::: MATERIAL SUPPLIED
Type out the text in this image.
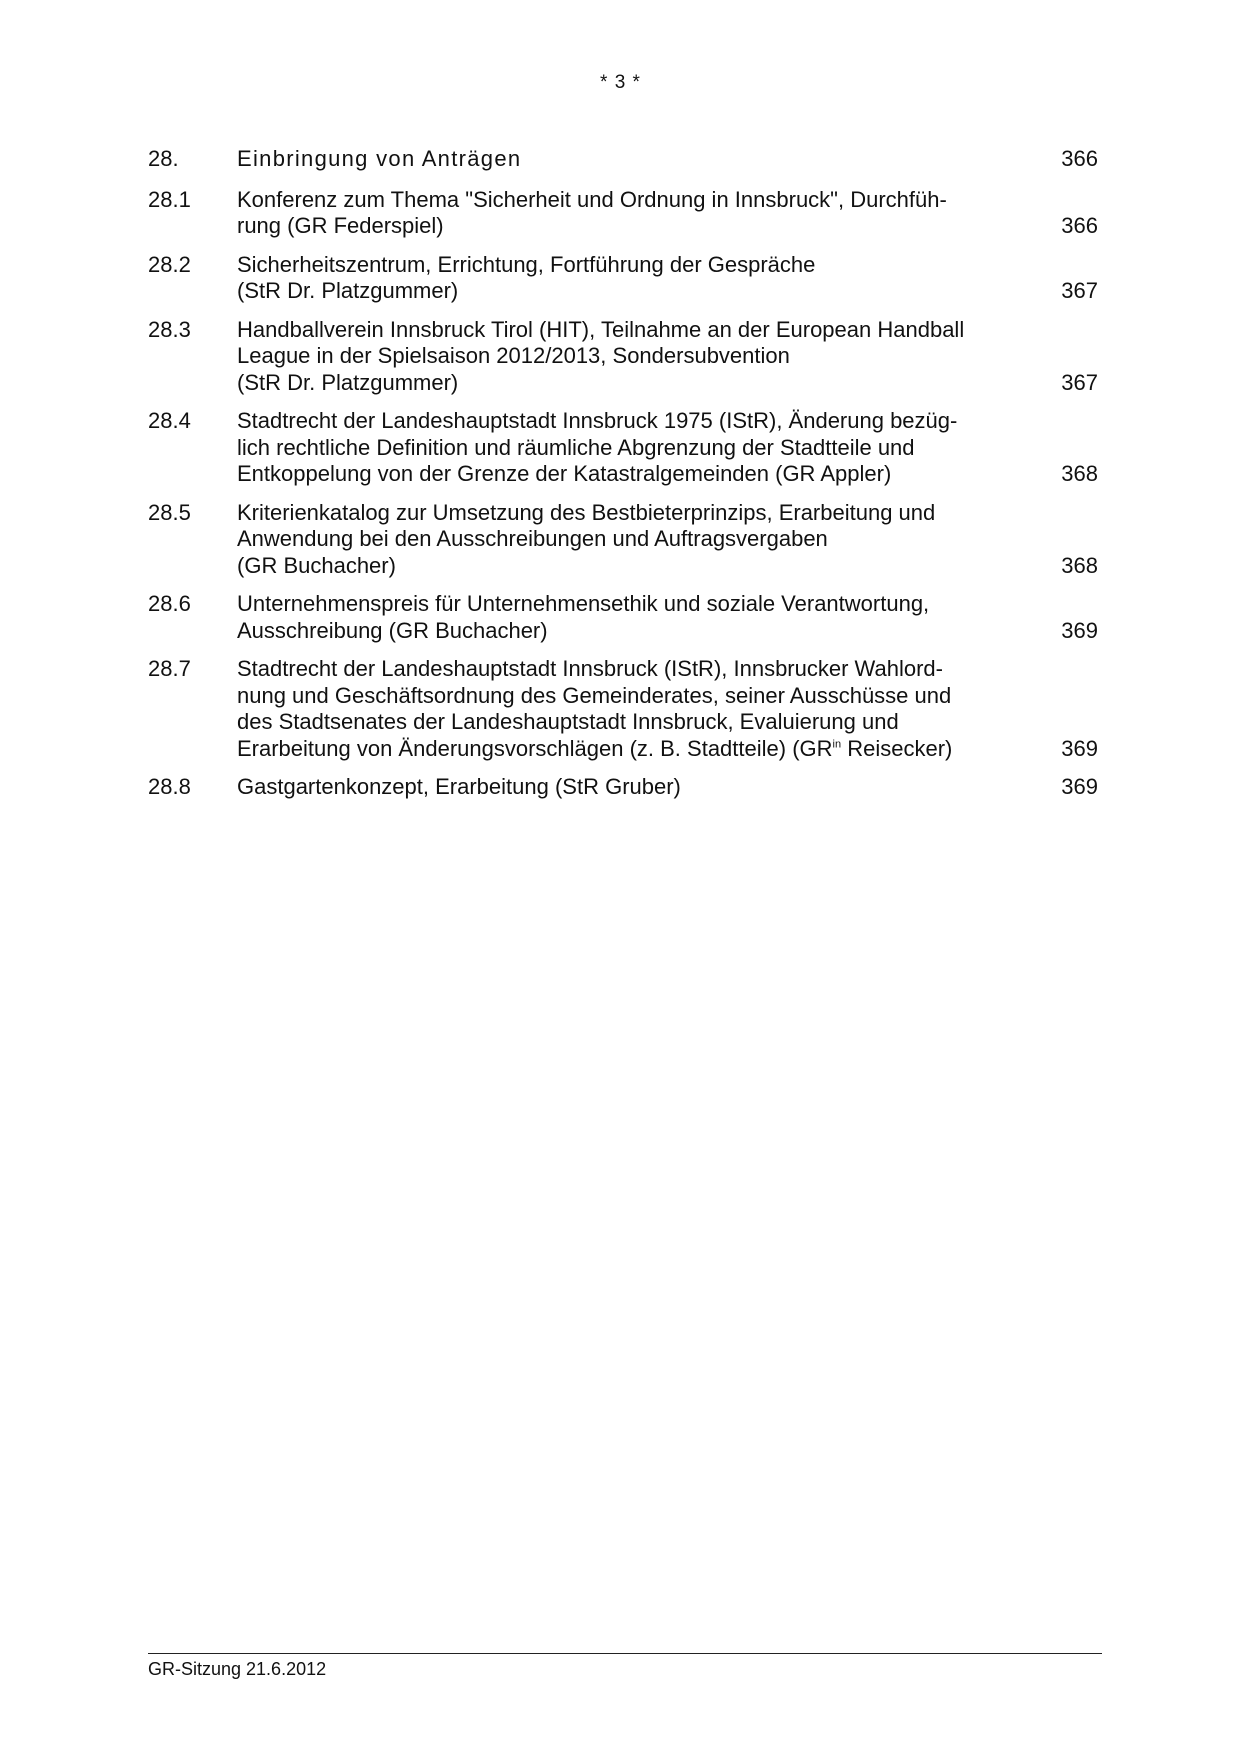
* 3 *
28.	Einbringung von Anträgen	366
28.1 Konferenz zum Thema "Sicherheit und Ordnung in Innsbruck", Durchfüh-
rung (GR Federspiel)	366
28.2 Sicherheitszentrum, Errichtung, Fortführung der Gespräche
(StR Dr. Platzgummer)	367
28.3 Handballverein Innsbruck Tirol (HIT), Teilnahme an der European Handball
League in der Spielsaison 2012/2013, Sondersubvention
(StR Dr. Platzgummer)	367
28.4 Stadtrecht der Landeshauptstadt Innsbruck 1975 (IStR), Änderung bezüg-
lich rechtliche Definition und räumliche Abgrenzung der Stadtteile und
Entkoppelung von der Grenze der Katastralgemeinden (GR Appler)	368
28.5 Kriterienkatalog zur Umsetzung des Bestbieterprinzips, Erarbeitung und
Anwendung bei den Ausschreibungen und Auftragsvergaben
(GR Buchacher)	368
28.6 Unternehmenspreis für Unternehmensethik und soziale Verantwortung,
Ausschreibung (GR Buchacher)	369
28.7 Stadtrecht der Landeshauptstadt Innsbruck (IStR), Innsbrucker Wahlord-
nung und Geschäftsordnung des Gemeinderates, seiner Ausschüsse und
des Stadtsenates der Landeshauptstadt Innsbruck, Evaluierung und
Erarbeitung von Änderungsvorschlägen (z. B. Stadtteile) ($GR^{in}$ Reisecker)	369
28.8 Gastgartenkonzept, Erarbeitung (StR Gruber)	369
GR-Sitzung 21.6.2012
::::::
TASK TO COMPLETE: Read the data above. Pull out each line in which the string "Stadtrecht" appears.

ANSWER TO THE PROBLEM:
28.4 Stadtrecht der Landeshauptstadt Innsbruck 1975 (IStR), Änderung bezüg-
28.7 Stadtrecht der Landeshauptstadt Innsbruck (IStR), Innsbrucker Wahlord-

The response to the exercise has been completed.